[Page segmentation data]
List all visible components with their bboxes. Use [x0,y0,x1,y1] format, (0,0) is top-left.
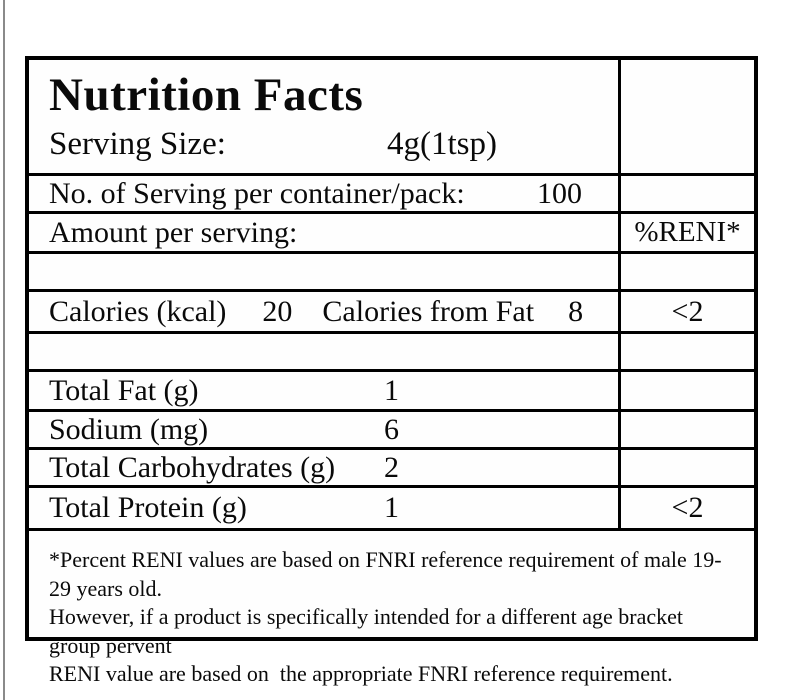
serving-size-line: Serving Size: 4g(1tsp) [49,126,497,164]
nutrition-facts-title: Nutrition Facts [49,68,364,121]
total-fat-cell: Total Fat (g) 1 [29,372,621,409]
footnote-section: *Percent RENI values are based on FNRI r… [29,531,754,689]
spacer-row [29,254,754,292]
total-fat-reni-value [621,372,754,409]
spacer-cell [29,334,621,369]
spacer-row [29,334,754,372]
calories-row: Calories (kcal) 20 Calories from Fat 8 <… [29,292,754,334]
calories-label: Calories (kcal) [49,294,227,328]
total-carbohydrates-cell: Total Carbohydrates (g) 2 [29,450,621,485]
calories-cell: Calories (kcal) 20 Calories from Fat 8 [29,292,621,331]
total-fat-label: Total Fat (g) [49,373,199,407]
total-protein-label: Total Protein (g) [49,491,247,524]
total-protein-row: Total Protein (g) 1 <2 [29,488,754,531]
spacer-reni-cell [621,334,754,369]
total-protein-cell: Total Protein (g) 1 [29,488,621,528]
calories-value: 20 [262,294,293,328]
total-carbohydrates-reni-value [621,450,754,485]
sodium-reni-value [621,412,754,447]
footnote-line-1: *Percent RENI values are based on FNRI r… [49,547,722,601]
footnote-line-2: However, if a product is specifically in… [49,604,689,658]
sodium-value: 6 [384,412,399,446]
servings-per-container-row: No. of Serving per container/pack: 100 [29,176,754,214]
title-row: Nutrition Facts Serving Size: 4g(1tsp) [29,60,754,176]
title-cell: Nutrition Facts Serving Size: 4g(1tsp) [29,60,621,173]
total-carbohydrates-row: Total Carbohydrates (g) 2 [29,450,754,488]
serving-size-label: Serving Size: [49,125,226,162]
nutrition-facts-table: Nutrition Facts Serving Size: 4g(1tsp) N… [25,56,758,686]
title-row-reni-cell [621,60,754,173]
footnote-line-3: RENI value are based on the appropriate … [49,661,673,687]
sodium-label: Sodium (mg) [49,412,209,446]
spacer-reni-cell [621,254,754,289]
servings-cell: No. of Serving per container/pack: 100 [29,176,621,211]
amount-per-serving-cell: Amount per serving: [29,214,621,251]
total-carbohydrates-value: 2 [384,450,399,484]
servings-per-container-label: No. of Serving per container/pack: [49,176,465,210]
sodium-row: Sodium (mg) 6 [29,412,754,450]
scan-edge-artifact-line [3,0,5,700]
sodium-cell: Sodium (mg) 6 [29,412,621,447]
total-protein-reni-value: <2 [671,491,704,524]
total-fat-value: 1 [384,373,399,407]
total-carbohydrates-label: Total Carbohydrates (g) [49,450,336,484]
calories-from-fat-label: Calories from Fat [322,294,535,328]
total-fat-row: Total Fat (g) 1 [29,372,754,412]
serving-size-value: 4g(1tsp) [387,125,497,162]
servings-per-container-value: 100 [537,176,582,210]
spacer-cell [29,254,621,289]
amount-per-serving-row: Amount per serving: %RENI* [29,214,754,254]
servings-reni-cell [621,176,754,211]
calories-from-fat-value: 8 [568,294,584,328]
calories-reni-value: <2 [671,294,704,328]
total-protein-value: 1 [384,491,399,524]
amount-per-serving-label: Amount per serving: [49,215,298,249]
reni-column-header: %RENI* [634,216,741,248]
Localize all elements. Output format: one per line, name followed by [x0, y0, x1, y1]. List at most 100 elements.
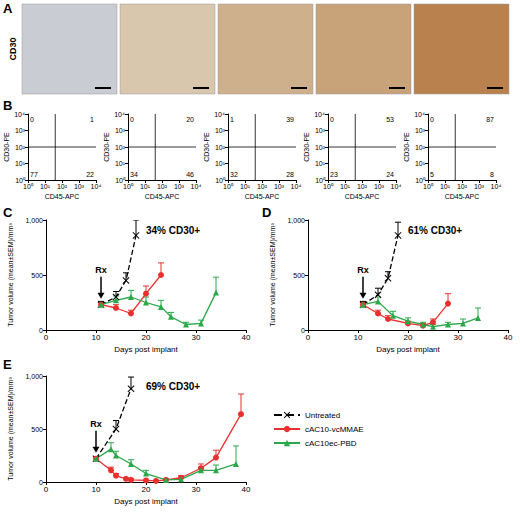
svg-text:10⁴: 10⁴	[91, 183, 102, 190]
svg-text:40: 40	[242, 333, 251, 342]
svg-text:E: E	[3, 357, 12, 372]
svg-text:CD45-APC: CD45-APC	[445, 193, 480, 200]
svg-text:A: A	[3, 1, 13, 16]
svg-text:10⁴: 10⁴	[291, 183, 302, 190]
svg-text:20: 20	[186, 116, 194, 123]
svg-text:69% CD30+: 69% CD30+	[146, 381, 200, 392]
svg-text:0: 0	[39, 327, 43, 334]
svg-text:40: 40	[242, 485, 251, 494]
svg-text:CD45-APC: CD45-APC	[145, 193, 180, 200]
svg-text:Tumor volume (mean±SEM)/mm³: Tumor volume (mean±SEM)/mm³	[7, 223, 15, 327]
svg-text:10⁴: 10⁴	[314, 111, 325, 118]
svg-text:32: 32	[230, 171, 238, 178]
svg-text:46: 46	[186, 171, 194, 178]
svg-text:B: B	[3, 98, 12, 113]
svg-text:Days post implant: Days post implant	[114, 345, 178, 354]
svg-text:87: 87	[486, 116, 494, 123]
svg-text:30: 30	[192, 485, 201, 494]
svg-text:10³: 10³	[374, 183, 385, 190]
svg-text:0: 0	[330, 116, 334, 123]
svg-text:10²: 10²	[415, 144, 426, 151]
svg-text:10¹: 10¹	[415, 160, 426, 167]
svg-text:34% CD30+: 34% CD30+	[146, 225, 200, 236]
svg-text:10¹: 10¹	[140, 183, 151, 190]
svg-text:10⁰: 10⁰	[423, 183, 434, 190]
svg-text:10⁴: 10⁴	[391, 183, 402, 190]
svg-text:10¹: 10¹	[240, 183, 251, 190]
svg-text:10²: 10²	[315, 144, 326, 151]
svg-text:Tumor volume (mean±SEM)/mm³: Tumor volume (mean±SEM)/mm³	[7, 377, 15, 481]
svg-text:Rx: Rx	[90, 419, 102, 429]
svg-text:22: 22	[86, 171, 94, 178]
svg-text:10³: 10³	[74, 183, 85, 190]
svg-text:0: 0	[30, 116, 34, 123]
svg-text:cAC10-vcMMAE: cAC10-vcMMAE	[305, 425, 364, 434]
svg-text:0: 0	[130, 116, 134, 123]
svg-text:CD30-PE: CD30-PE	[403, 132, 410, 162]
svg-text:10²: 10²	[57, 183, 68, 190]
svg-text:1,000: 1,000	[25, 217, 43, 224]
svg-text:20: 20	[142, 333, 151, 342]
svg-text:10⁰: 10⁰	[23, 183, 34, 190]
svg-text:1: 1	[230, 116, 234, 123]
svg-text:10¹: 10¹	[340, 183, 351, 190]
svg-text:Rx: Rx	[357, 265, 369, 275]
svg-text:1,000: 1,000	[25, 373, 43, 380]
svg-text:8: 8	[490, 171, 494, 178]
svg-text:Days post implant: Days post implant	[376, 345, 440, 354]
svg-text:10²: 10²	[115, 144, 126, 151]
svg-text:10³: 10³	[274, 183, 285, 190]
svg-text:20: 20	[142, 485, 151, 494]
svg-text:0: 0	[44, 485, 49, 494]
svg-text:10³: 10³	[115, 127, 126, 134]
svg-text:10¹: 10¹	[440, 183, 451, 190]
svg-text:10¹: 10¹	[215, 160, 226, 167]
svg-text:0: 0	[306, 333, 311, 342]
svg-text:0: 0	[44, 333, 49, 342]
svg-text:500: 500	[31, 272, 43, 279]
svg-text:10²: 10²	[157, 183, 168, 190]
svg-text:CD30-PE: CD30-PE	[103, 132, 110, 162]
svg-text:10⁴: 10⁴	[191, 183, 202, 190]
svg-text:10³: 10³	[174, 183, 185, 190]
svg-text:500: 500	[31, 426, 43, 433]
svg-text:C: C	[3, 205, 13, 220]
svg-text:23: 23	[330, 171, 338, 178]
svg-text:1: 1	[90, 116, 94, 123]
svg-text:10³: 10³	[15, 127, 26, 134]
svg-text:61% CD30+: 61% CD30+	[408, 225, 462, 236]
svg-text:10²: 10²	[357, 183, 368, 190]
svg-text:10⁰: 10⁰	[123, 183, 134, 190]
svg-text:Rx: Rx	[95, 265, 107, 275]
svg-text:0: 0	[39, 479, 43, 486]
svg-text:10³: 10³	[415, 127, 426, 134]
svg-text:0: 0	[301, 327, 305, 334]
svg-text:39: 39	[286, 116, 294, 123]
svg-text:Tumor volume (mean±SEM)/mm³: Tumor volume (mean±SEM)/mm³	[269, 223, 277, 327]
svg-text:CD30-PE: CD30-PE	[203, 132, 210, 162]
svg-text:10³: 10³	[474, 183, 485, 190]
svg-text:10⁴: 10⁴	[14, 111, 25, 118]
svg-text:5: 5	[430, 171, 434, 178]
svg-text:77: 77	[30, 171, 38, 178]
svg-text:CD45-APC: CD45-APC	[245, 193, 280, 200]
svg-text:53: 53	[386, 116, 394, 123]
svg-text:10: 10	[92, 485, 101, 494]
svg-text:cAC10ec-PBD: cAC10ec-PBD	[305, 439, 357, 448]
svg-text:D: D	[262, 205, 271, 220]
svg-text:10¹: 10¹	[40, 183, 51, 190]
svg-text:10⁰: 10⁰	[223, 183, 234, 190]
svg-text:20: 20	[404, 333, 413, 342]
svg-text:10²: 10²	[215, 144, 226, 151]
svg-text:Days post implant: Days post implant	[114, 497, 178, 506]
svg-text:10²: 10²	[457, 183, 468, 190]
svg-text:Untreated: Untreated	[305, 411, 340, 420]
svg-text:30: 30	[454, 333, 463, 342]
svg-text:500: 500	[293, 272, 305, 279]
svg-text:10⁴: 10⁴	[214, 111, 225, 118]
svg-text:10¹: 10¹	[15, 160, 26, 167]
svg-text:CD30-PE: CD30-PE	[3, 132, 10, 162]
svg-text:CD30: CD30	[8, 37, 18, 60]
svg-text:CD30-PE: CD30-PE	[303, 132, 310, 162]
svg-text:34: 34	[130, 171, 138, 178]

▶ **To do**
Above are some records. Copy each of their lines that holds the string "List".

▶ **Solved exercise**
List all visible components with their bboxes. Use [x0,y0,x1,y1] format, (0,0) is top-left.
Localize all elements. Output format: one per line, name followed by [x0, y0, x1, y1]. List at most 100 elements.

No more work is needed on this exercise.